(Given instruction): From the entries below, copy every line where the string "this" appears.

################

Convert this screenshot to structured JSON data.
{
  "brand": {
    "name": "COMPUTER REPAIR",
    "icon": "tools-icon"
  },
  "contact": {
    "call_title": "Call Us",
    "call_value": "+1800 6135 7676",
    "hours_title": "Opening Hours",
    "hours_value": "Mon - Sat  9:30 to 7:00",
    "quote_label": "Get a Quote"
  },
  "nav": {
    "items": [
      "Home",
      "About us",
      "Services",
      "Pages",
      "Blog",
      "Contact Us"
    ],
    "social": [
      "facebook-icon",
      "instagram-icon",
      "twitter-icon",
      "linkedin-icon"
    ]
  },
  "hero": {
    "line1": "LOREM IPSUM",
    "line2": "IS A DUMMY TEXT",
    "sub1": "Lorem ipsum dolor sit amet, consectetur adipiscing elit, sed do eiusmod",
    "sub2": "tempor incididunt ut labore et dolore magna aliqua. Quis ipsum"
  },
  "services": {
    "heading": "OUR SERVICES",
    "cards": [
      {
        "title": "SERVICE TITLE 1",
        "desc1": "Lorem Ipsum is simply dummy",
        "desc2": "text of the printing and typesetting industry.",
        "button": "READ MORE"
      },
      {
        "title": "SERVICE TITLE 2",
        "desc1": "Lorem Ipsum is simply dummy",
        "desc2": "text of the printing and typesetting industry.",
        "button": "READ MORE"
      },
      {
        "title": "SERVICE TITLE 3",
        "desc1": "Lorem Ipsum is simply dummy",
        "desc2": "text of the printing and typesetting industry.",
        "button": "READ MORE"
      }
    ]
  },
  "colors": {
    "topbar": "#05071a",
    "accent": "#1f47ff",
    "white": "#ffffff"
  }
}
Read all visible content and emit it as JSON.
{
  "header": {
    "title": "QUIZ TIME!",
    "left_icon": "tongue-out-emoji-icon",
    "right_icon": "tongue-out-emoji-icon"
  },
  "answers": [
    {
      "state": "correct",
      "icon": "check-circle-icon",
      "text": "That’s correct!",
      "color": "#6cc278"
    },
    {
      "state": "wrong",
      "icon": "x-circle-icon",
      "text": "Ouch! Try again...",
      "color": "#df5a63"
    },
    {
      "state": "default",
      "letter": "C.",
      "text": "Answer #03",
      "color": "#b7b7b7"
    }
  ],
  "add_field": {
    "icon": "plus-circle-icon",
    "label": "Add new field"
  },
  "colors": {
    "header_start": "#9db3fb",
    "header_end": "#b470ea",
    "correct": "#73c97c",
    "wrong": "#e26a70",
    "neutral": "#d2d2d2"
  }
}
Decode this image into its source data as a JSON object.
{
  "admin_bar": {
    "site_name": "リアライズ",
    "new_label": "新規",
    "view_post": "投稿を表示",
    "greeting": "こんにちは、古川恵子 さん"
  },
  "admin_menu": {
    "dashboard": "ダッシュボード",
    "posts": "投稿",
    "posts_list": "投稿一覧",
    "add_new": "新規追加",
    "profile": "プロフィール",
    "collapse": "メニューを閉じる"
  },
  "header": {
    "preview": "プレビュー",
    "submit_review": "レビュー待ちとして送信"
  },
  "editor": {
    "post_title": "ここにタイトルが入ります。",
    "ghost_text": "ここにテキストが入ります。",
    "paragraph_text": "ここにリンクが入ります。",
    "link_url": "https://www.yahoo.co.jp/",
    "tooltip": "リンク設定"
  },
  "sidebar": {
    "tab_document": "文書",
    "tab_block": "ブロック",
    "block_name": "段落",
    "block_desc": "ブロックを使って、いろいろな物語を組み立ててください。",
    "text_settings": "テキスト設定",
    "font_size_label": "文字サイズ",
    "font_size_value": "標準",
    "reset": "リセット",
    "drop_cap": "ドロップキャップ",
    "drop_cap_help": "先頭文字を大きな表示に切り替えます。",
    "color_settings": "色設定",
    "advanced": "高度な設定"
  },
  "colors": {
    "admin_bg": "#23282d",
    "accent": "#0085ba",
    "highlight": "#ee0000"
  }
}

################

(The solution):
Convert this screenshot to structured JSON data.
Decode this image into its source data as a JSON object.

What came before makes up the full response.